:: Dataset excerpt ::
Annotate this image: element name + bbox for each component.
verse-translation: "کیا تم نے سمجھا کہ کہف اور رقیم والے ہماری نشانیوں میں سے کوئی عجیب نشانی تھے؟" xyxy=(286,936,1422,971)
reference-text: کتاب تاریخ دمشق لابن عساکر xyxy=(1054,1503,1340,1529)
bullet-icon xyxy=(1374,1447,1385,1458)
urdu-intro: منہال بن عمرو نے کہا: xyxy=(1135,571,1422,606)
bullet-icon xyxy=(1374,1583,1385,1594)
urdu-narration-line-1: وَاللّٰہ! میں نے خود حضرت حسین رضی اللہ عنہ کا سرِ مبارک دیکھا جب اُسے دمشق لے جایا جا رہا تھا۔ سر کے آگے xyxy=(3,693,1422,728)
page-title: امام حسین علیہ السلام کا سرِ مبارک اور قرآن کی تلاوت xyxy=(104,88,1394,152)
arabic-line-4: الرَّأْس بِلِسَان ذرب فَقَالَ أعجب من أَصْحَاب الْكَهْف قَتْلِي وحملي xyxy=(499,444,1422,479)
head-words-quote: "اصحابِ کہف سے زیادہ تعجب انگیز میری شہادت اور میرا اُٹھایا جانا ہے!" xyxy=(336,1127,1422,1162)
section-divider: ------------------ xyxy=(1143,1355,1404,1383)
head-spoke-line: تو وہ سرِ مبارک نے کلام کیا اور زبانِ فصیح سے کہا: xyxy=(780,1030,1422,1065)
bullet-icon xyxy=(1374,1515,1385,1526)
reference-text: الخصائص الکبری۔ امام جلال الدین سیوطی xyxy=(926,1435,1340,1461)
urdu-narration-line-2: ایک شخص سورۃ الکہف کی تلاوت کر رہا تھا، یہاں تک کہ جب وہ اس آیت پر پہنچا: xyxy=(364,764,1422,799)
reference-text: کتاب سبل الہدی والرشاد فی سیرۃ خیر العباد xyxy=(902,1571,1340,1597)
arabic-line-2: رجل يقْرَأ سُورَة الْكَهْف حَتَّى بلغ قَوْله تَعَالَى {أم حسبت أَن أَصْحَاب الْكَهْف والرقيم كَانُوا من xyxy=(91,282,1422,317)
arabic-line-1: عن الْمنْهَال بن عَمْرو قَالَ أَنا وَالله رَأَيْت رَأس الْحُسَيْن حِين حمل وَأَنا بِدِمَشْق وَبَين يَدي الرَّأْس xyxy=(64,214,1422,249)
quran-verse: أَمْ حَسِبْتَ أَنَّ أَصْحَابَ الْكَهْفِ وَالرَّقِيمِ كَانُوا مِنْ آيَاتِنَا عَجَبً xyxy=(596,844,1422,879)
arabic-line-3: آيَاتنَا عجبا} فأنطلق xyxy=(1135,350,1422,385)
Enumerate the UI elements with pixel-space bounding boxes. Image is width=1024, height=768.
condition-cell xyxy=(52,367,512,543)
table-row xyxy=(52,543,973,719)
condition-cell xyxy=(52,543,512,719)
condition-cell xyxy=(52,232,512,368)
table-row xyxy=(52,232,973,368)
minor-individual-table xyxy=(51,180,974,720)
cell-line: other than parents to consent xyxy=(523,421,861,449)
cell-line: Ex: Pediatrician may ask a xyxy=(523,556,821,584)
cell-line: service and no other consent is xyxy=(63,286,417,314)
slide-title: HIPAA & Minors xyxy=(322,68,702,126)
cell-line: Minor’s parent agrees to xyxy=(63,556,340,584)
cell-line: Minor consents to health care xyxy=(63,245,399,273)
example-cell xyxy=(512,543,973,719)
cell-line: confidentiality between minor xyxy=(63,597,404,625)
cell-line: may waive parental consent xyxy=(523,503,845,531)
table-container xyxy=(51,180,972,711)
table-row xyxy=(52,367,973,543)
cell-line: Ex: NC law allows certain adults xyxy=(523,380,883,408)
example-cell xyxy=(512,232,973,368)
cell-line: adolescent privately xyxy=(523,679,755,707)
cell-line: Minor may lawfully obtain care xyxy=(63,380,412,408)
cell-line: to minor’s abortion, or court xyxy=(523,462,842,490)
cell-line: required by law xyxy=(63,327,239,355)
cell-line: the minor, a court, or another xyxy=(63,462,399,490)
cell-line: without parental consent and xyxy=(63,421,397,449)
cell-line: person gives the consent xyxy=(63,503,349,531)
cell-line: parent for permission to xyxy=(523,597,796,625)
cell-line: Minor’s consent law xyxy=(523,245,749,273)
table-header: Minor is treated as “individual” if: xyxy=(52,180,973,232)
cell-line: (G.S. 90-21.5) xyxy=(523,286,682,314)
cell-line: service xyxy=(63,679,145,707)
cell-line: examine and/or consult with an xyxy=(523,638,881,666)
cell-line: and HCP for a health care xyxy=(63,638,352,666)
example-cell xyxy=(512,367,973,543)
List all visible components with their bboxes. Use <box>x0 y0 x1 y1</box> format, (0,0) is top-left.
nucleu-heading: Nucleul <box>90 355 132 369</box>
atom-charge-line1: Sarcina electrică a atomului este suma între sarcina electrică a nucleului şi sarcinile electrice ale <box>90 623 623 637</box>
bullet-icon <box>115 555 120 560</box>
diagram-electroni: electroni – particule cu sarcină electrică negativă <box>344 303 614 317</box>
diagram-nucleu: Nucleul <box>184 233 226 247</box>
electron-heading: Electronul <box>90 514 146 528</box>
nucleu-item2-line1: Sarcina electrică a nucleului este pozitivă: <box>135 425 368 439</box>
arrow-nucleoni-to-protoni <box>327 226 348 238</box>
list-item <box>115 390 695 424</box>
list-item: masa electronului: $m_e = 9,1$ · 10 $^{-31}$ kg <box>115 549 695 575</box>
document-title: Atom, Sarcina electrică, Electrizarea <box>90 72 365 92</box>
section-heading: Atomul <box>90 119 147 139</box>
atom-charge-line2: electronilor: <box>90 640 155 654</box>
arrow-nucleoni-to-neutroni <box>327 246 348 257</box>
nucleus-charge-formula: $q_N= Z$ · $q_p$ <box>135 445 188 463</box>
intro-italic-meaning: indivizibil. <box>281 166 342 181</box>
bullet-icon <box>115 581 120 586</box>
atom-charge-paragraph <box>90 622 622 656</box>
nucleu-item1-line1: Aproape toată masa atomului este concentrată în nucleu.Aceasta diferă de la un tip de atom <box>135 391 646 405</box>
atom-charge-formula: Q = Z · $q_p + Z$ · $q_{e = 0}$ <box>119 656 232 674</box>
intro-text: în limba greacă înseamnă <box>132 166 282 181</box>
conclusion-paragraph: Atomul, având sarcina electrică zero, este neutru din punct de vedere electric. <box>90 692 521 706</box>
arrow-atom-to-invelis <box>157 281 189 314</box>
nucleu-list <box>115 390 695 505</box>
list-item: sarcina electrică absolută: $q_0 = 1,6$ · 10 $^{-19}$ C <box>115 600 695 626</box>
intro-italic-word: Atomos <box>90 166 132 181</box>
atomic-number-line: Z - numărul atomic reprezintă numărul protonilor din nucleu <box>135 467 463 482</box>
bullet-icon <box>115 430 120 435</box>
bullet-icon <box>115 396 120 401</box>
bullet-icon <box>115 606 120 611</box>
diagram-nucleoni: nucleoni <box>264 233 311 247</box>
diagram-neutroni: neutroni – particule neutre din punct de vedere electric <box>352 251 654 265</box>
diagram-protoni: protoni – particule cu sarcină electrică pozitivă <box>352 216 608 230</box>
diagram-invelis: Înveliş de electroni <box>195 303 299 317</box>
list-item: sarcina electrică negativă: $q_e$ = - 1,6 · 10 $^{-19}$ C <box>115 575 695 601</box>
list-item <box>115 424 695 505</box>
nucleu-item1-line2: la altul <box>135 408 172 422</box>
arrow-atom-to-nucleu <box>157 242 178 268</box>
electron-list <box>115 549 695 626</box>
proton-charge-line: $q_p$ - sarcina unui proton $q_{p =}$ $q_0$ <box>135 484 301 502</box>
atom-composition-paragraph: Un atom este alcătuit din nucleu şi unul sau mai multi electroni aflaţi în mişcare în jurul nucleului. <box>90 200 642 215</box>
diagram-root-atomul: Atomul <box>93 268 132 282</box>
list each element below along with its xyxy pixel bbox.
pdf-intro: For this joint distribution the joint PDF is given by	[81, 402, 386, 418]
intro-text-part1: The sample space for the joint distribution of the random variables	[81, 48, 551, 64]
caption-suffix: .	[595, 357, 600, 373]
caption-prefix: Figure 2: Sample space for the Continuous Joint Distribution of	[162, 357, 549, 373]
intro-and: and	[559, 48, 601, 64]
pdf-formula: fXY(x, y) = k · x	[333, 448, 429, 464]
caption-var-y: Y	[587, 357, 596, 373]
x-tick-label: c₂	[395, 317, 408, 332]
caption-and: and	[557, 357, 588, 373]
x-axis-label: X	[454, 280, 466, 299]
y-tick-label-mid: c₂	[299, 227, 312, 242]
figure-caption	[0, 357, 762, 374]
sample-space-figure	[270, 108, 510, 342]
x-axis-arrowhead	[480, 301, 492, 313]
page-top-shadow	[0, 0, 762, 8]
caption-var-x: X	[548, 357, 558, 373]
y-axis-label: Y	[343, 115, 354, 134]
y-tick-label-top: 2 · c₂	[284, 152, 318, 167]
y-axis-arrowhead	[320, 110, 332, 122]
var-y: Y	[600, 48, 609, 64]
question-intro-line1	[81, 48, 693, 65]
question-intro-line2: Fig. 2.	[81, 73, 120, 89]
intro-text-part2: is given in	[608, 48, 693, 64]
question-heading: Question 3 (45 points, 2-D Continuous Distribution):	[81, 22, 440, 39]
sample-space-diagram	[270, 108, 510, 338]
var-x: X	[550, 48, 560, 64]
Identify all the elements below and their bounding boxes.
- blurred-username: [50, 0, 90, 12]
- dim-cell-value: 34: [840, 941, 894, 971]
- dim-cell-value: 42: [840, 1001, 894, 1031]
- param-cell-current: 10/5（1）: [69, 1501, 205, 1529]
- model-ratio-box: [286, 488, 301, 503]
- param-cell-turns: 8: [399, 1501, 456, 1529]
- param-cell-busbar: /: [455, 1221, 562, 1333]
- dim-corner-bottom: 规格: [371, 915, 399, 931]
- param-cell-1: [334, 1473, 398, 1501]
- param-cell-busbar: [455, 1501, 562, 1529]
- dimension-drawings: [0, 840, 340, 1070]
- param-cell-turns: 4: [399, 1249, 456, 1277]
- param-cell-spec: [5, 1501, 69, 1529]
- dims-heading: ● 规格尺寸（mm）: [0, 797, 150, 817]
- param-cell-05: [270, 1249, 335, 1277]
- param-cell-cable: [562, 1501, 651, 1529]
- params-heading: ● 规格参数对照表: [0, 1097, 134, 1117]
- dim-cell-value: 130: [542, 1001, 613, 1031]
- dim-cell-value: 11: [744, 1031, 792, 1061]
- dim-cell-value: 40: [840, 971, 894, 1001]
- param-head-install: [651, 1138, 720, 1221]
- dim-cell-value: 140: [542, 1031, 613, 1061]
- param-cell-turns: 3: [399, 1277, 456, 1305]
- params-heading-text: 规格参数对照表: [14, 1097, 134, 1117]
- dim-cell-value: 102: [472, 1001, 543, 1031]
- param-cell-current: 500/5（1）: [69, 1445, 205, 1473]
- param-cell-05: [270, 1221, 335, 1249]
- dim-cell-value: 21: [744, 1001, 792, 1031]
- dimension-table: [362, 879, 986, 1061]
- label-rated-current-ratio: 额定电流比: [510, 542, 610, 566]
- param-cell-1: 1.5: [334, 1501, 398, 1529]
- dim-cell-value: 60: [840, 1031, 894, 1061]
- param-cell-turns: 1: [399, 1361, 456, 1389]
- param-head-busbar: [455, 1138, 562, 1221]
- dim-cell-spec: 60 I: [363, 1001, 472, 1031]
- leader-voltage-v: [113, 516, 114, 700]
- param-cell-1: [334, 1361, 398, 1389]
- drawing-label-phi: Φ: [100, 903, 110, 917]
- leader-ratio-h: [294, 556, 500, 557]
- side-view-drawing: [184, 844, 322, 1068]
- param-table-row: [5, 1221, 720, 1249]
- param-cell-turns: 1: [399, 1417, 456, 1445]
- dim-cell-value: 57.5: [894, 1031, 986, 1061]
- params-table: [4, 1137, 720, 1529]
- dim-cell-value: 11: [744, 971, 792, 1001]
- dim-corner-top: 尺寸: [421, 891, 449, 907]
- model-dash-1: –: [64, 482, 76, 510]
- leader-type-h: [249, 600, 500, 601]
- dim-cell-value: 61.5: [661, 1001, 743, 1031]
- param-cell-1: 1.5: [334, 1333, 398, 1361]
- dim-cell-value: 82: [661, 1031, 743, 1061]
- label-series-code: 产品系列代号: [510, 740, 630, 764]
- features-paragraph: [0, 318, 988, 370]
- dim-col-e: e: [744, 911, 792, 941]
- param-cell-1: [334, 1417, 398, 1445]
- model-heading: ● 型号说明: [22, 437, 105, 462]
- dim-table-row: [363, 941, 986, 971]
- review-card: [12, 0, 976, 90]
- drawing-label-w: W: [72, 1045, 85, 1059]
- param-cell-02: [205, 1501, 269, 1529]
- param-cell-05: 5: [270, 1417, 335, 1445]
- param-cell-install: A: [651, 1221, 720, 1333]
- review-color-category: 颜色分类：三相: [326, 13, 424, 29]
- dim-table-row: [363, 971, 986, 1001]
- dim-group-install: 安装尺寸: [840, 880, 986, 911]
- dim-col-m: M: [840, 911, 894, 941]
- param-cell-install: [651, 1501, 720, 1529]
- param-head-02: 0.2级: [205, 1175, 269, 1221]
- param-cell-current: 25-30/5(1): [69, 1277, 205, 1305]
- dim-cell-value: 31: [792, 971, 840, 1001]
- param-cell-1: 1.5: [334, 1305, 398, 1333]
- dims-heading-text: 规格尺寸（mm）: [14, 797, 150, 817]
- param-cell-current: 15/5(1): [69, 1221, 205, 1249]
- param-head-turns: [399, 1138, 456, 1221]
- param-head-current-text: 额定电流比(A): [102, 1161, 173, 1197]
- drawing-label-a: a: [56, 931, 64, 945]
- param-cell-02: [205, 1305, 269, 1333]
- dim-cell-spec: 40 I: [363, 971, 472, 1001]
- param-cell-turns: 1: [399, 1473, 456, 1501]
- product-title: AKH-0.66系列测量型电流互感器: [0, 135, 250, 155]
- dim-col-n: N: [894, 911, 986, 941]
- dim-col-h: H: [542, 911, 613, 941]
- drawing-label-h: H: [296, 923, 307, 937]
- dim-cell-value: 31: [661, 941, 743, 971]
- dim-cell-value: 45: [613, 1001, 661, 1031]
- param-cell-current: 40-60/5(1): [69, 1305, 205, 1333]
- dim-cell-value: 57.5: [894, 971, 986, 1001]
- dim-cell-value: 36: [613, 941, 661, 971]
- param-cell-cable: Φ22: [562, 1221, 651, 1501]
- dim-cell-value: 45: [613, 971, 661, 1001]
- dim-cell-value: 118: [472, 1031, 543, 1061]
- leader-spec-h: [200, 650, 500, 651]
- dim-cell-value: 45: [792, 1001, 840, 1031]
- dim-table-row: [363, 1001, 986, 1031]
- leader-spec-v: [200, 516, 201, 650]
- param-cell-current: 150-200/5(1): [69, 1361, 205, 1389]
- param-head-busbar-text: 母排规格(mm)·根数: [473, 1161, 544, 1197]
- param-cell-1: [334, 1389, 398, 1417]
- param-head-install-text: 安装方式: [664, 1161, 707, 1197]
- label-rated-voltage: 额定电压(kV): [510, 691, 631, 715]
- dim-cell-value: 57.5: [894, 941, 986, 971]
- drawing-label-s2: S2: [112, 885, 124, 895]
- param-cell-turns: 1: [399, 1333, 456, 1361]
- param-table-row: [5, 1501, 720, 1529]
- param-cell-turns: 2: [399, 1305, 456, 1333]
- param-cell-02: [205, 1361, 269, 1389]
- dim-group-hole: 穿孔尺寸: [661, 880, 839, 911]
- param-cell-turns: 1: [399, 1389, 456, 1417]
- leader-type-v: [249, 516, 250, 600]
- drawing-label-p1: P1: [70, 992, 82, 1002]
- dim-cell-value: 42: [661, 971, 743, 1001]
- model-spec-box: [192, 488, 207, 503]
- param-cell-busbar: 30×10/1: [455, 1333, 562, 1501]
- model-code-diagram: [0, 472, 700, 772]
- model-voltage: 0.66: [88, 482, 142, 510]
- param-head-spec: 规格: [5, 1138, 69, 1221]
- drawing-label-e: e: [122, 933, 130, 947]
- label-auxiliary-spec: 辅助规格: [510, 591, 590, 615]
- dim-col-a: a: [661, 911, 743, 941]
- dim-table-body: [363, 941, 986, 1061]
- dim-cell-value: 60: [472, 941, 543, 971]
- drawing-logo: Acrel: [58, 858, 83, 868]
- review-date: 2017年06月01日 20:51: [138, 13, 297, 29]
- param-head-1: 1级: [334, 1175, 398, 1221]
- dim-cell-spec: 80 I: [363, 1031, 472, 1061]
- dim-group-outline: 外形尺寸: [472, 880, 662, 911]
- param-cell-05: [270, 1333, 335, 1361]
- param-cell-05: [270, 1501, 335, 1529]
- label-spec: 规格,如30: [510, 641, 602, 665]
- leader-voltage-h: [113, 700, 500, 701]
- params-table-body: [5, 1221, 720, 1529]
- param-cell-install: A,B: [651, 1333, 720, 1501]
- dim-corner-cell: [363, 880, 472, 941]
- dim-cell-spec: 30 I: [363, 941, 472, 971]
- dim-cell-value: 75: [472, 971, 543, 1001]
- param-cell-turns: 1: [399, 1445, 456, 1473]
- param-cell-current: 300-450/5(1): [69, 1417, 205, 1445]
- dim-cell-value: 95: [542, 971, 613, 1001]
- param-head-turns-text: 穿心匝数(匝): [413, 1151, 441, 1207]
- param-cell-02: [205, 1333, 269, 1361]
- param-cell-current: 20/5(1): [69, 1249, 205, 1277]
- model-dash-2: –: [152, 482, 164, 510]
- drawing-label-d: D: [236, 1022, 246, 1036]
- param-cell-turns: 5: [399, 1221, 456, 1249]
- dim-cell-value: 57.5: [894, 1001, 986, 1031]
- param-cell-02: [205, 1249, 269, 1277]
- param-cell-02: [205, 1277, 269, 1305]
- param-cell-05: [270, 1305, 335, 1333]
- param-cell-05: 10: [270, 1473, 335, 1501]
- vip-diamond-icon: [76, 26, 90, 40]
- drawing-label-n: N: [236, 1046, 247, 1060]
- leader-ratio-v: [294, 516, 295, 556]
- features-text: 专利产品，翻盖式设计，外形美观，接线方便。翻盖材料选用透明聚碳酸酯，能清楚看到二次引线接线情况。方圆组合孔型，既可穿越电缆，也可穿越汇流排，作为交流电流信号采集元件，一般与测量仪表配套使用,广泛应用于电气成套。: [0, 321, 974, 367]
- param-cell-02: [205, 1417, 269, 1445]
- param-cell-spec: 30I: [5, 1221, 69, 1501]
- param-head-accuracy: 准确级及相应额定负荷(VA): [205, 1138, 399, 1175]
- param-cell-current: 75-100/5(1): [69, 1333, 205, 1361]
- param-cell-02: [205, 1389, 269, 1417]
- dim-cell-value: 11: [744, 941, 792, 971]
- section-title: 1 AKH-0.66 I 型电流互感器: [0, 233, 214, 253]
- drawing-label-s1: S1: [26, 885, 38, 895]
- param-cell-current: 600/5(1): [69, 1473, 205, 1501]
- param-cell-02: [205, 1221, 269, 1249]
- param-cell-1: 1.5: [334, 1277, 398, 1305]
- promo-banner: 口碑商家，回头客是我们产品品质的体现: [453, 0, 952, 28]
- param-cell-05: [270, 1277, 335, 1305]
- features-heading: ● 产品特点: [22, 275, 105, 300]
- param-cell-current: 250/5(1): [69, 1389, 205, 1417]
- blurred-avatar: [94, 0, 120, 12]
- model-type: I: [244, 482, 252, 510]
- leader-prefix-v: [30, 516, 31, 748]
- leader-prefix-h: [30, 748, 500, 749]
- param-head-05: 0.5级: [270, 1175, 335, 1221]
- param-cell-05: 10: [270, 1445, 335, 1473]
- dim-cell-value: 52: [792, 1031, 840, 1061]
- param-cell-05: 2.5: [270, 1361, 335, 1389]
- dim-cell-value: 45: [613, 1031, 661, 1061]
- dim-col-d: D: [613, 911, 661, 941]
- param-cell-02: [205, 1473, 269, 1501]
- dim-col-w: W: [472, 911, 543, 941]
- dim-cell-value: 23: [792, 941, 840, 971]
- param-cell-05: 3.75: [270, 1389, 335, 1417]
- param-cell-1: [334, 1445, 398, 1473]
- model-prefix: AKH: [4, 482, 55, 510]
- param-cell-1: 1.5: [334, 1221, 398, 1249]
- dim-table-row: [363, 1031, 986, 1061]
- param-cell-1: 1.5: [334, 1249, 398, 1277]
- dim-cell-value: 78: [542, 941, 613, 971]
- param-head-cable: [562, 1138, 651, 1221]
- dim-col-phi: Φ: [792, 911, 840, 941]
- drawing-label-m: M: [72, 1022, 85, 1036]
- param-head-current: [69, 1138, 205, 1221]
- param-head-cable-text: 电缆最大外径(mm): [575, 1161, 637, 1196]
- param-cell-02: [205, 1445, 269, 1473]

:: STATED EXERCISE ::
Extract the lines of the listing from its beginning through the line containing "Enumerate the UI", inclusive, reproducing them verbatim.

:: ANSWER TO THE EXERCISE ::
Annotate this image: element name + bbox for each component.
verse-translation: "کیا تم نے سمجھا کہ کہف اور رقیم والے ہماری نشانیوں میں سے کوئی عجیب نشانی تھے؟" xyxy=(286,936,1422,971)
reference-text: کتاب تاریخ دمشق لابن عساکر xyxy=(1054,1503,1340,1529)
bullet-icon xyxy=(1374,1447,1385,1458)
urdu-intro: منہال بن عمرو نے کہا: xyxy=(1135,571,1422,606)
bullet-icon xyxy=(1374,1583,1385,1594)
urdu-narration-line-1: وَاللّٰہ! میں نے خود حضرت حسین رضی اللہ عنہ کا سرِ مبارک دیکھا جب اُسے دمشق لے جایا جا رہا تھا۔ سر کے آگے xyxy=(3,693,1422,728)
page-title: امام حسین علیہ السلام کا سرِ مبارک اور قرآن کی تلاوت xyxy=(104,88,1394,152)
arabic-line-4: الرَّأْس بِلِسَان ذرب فَقَالَ أعجب من أَصْحَاب الْكَهْف قَتْلِي وحملي xyxy=(499,444,1422,479)
head-words-quote: "اصحابِ کہف سے زیادہ تعجب انگیز میری شہادت اور میرا اُٹھایا جانا ہے!" xyxy=(336,1127,1422,1162)
section-divider: ------------------ xyxy=(1143,1355,1404,1383)
head-spoke-line: تو وہ سرِ مبارک نے کلام کیا اور زبانِ فصیح سے کہا: xyxy=(780,1030,1422,1065)
bullet-icon xyxy=(1374,1515,1385,1526)
reference-text: الخصائص الکبری۔ امام جلال الدین سیوطی xyxy=(926,1435,1340,1461)
urdu-narration-line-2: ایک شخص سورۃ الکہف کی تلاوت کر رہا تھا، یہاں تک کہ جب وہ اس آیت پر پہنچا: xyxy=(364,764,1422,799)
reference-text: کتاب سبل الہدی والرشاد فی سیرۃ خیر العباد xyxy=(902,1571,1340,1597)
arabic-line-2: رجل يقْرَأ سُورَة الْكَهْف حَتَّى بلغ قَوْله تَعَالَى {أم حسبت أَن أَصْحَاب الْكَهْف والرقيم كَانُوا من xyxy=(91,282,1422,317)
arabic-line-1: عن الْمنْهَال بن عَمْرو قَالَ أَنا وَالله رَأَيْت رَأس الْحُسَيْن حِين حمل وَأَنا بِدِمَشْق وَبَين يَدي الرَّأْس xyxy=(64,214,1422,249)
quran-verse: أَمْ حَسِبْتَ أَنَّ أَصْحَابَ الْكَهْفِ وَالرَّقِيمِ كَانُوا مِنْ آيَاتِنَا عَجَبً xyxy=(596,844,1422,879)
arabic-line-3: آيَاتنَا عجبا} فأنطلق xyxy=(1135,350,1422,385)
Enumerate the UI elements with pixel-space bounding boxes. Image is width=1024, height=768.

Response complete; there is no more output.